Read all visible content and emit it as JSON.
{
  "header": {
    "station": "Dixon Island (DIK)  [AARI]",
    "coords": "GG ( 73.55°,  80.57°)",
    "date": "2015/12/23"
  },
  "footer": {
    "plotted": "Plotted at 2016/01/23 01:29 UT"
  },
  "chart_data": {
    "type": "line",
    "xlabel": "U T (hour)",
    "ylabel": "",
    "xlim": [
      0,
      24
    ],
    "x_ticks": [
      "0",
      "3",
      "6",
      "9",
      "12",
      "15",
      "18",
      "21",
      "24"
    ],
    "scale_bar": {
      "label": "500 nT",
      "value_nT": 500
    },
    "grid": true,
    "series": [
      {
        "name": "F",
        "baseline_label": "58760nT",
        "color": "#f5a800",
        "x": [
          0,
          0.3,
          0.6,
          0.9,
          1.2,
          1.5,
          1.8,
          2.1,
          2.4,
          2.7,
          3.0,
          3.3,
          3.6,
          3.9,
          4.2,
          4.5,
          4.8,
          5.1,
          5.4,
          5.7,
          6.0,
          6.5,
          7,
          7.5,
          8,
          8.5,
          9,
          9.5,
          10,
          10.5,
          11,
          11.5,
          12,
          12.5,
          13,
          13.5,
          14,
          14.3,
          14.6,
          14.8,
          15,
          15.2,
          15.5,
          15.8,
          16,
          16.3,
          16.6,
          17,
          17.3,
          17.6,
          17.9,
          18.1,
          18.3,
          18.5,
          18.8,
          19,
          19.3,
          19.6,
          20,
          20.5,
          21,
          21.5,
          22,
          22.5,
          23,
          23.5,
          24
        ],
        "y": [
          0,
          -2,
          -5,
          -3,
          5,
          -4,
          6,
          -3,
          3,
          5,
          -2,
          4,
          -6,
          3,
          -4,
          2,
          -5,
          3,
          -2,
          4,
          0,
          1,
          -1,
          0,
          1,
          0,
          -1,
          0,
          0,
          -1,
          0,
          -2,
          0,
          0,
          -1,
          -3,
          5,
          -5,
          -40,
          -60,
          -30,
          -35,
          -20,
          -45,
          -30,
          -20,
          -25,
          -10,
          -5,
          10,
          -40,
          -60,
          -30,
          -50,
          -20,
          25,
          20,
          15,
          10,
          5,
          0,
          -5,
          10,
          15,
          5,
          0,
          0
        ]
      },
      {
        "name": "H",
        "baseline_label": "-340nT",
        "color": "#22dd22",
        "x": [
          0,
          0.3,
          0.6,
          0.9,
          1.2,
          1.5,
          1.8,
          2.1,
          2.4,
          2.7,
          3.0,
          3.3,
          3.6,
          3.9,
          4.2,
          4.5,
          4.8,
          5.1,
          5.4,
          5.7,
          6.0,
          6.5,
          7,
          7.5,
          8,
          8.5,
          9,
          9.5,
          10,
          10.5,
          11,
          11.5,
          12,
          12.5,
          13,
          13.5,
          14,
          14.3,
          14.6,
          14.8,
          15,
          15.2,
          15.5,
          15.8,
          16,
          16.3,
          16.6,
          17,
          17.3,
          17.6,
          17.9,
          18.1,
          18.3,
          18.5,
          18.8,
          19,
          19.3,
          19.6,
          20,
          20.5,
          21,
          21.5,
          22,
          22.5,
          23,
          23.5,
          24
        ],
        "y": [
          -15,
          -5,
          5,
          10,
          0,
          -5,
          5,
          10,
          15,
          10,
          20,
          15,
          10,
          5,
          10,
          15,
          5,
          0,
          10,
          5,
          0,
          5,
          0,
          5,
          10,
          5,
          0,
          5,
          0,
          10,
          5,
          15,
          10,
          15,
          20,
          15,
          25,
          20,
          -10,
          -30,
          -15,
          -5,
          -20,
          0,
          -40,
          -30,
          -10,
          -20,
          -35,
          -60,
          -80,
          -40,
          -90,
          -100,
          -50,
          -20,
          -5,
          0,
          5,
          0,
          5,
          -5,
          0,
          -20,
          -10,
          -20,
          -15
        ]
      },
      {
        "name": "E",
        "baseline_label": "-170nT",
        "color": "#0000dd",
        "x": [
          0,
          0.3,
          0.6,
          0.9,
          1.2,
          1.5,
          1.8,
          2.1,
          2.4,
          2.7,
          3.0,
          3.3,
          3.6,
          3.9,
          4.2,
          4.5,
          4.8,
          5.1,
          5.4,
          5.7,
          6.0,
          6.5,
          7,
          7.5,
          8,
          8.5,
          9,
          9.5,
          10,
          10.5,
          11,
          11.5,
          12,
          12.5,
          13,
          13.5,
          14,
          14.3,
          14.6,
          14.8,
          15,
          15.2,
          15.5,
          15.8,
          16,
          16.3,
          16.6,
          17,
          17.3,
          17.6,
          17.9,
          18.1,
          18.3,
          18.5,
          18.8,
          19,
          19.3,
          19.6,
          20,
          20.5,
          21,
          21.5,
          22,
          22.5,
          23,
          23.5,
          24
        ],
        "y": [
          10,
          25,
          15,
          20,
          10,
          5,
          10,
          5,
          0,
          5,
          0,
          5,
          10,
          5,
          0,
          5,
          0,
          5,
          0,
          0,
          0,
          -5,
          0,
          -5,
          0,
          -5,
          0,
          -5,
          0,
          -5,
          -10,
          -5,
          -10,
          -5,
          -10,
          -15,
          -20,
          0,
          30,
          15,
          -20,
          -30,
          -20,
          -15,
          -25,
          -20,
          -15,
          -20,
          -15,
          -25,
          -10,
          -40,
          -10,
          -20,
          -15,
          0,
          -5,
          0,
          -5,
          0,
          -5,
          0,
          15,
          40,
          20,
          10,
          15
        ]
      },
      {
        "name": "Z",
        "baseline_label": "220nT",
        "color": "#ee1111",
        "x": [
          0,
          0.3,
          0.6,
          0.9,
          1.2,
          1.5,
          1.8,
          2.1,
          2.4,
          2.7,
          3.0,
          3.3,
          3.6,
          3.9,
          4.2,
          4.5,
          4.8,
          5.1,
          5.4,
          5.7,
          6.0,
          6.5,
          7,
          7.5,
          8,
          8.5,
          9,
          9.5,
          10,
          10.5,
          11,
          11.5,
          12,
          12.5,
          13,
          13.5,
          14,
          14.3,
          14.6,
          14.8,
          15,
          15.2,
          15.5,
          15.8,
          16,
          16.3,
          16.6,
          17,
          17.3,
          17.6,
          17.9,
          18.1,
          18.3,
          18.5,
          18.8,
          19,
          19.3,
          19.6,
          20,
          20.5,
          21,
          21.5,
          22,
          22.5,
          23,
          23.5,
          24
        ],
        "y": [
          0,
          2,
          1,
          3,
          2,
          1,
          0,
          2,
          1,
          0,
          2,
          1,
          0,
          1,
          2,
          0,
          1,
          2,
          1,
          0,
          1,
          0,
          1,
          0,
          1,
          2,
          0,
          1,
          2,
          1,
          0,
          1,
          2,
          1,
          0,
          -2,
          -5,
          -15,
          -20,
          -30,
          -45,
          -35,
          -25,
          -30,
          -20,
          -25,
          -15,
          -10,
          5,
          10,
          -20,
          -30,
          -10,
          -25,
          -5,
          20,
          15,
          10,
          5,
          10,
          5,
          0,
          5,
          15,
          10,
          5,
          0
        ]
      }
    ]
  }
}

○ ○ ○ ○ ○ ○ ○

*GIVEN TASK*
Return every line above in which the string "color" occurs.

*ANSWER TO THIS EXERCISE*
        "color": "#f5a800",
        "color": "#22dd22",
        "color": "#0000dd",
        "color": "#ee1111",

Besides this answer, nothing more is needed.